## EXERCISE BRIEF
Search the data for the word "with". Reproduce every line where it is found.

Dataset items
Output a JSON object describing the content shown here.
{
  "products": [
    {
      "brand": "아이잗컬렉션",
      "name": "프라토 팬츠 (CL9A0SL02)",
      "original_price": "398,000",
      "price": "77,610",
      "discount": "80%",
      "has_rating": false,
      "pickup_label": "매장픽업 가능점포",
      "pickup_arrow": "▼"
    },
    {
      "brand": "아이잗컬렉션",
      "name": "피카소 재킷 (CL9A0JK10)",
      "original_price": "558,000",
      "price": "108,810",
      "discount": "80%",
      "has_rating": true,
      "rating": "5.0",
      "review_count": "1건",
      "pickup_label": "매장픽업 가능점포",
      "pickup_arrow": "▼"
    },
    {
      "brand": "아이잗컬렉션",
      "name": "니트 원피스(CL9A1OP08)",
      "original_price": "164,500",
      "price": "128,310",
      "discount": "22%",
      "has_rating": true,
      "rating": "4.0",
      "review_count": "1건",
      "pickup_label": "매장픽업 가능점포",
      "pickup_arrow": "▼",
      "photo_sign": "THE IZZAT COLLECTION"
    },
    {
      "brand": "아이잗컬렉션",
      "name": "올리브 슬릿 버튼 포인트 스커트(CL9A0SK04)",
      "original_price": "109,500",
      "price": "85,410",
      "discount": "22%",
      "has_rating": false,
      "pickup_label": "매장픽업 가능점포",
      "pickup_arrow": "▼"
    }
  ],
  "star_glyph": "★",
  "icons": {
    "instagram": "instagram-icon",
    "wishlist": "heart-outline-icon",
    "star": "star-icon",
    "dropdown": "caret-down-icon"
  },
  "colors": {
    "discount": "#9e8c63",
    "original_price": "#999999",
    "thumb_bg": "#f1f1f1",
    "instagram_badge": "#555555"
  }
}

--

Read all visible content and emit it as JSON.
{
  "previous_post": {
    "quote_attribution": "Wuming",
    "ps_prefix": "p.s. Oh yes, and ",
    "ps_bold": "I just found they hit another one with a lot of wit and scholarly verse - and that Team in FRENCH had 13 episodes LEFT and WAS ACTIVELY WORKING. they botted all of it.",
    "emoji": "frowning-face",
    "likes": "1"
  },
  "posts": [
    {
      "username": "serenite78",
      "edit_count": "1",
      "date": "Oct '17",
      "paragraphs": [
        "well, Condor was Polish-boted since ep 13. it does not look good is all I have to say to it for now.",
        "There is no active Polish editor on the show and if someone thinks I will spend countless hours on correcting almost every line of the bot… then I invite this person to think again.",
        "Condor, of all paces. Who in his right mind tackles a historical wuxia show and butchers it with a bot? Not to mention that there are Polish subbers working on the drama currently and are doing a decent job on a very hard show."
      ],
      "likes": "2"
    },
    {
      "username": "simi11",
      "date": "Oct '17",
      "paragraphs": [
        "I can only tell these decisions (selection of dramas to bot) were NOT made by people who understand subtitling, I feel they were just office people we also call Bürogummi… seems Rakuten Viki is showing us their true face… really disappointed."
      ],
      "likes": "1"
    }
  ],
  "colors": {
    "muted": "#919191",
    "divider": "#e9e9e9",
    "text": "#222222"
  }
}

* * *

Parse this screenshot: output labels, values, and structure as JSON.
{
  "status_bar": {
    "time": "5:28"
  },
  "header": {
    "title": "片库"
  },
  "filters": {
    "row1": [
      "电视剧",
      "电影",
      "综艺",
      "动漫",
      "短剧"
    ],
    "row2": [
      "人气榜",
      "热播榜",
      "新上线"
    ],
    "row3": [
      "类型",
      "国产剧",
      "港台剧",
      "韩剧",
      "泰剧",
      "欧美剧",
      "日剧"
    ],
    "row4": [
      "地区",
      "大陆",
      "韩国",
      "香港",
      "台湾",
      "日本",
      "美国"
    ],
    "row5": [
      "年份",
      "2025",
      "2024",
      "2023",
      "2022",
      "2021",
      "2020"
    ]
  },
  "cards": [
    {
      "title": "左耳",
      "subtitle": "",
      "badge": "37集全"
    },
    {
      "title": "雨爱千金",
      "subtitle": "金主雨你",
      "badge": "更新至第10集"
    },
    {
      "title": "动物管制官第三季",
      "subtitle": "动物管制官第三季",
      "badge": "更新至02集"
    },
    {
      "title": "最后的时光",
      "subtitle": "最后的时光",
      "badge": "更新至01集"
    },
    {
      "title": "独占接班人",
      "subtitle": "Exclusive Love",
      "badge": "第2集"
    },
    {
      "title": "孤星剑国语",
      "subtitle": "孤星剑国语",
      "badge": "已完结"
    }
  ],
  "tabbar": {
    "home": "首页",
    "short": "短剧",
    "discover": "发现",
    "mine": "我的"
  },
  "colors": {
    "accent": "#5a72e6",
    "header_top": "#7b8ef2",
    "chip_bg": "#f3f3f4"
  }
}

## RESULT OF THE TASK
    "ps_bold": "I just found they hit another one with a lot of wit and scholarly verse - and that Team in FRENCH had 13 episodes LEFT and WAS ACTIVELY WORKING. they botted all of it.",
        "Condor, of all paces. Who in his right mind tackles a historical wuxia show and butchers it with a bot? Not to mention that there are Polish subbers working on the drama currently and are doing a decent job on a very hard show."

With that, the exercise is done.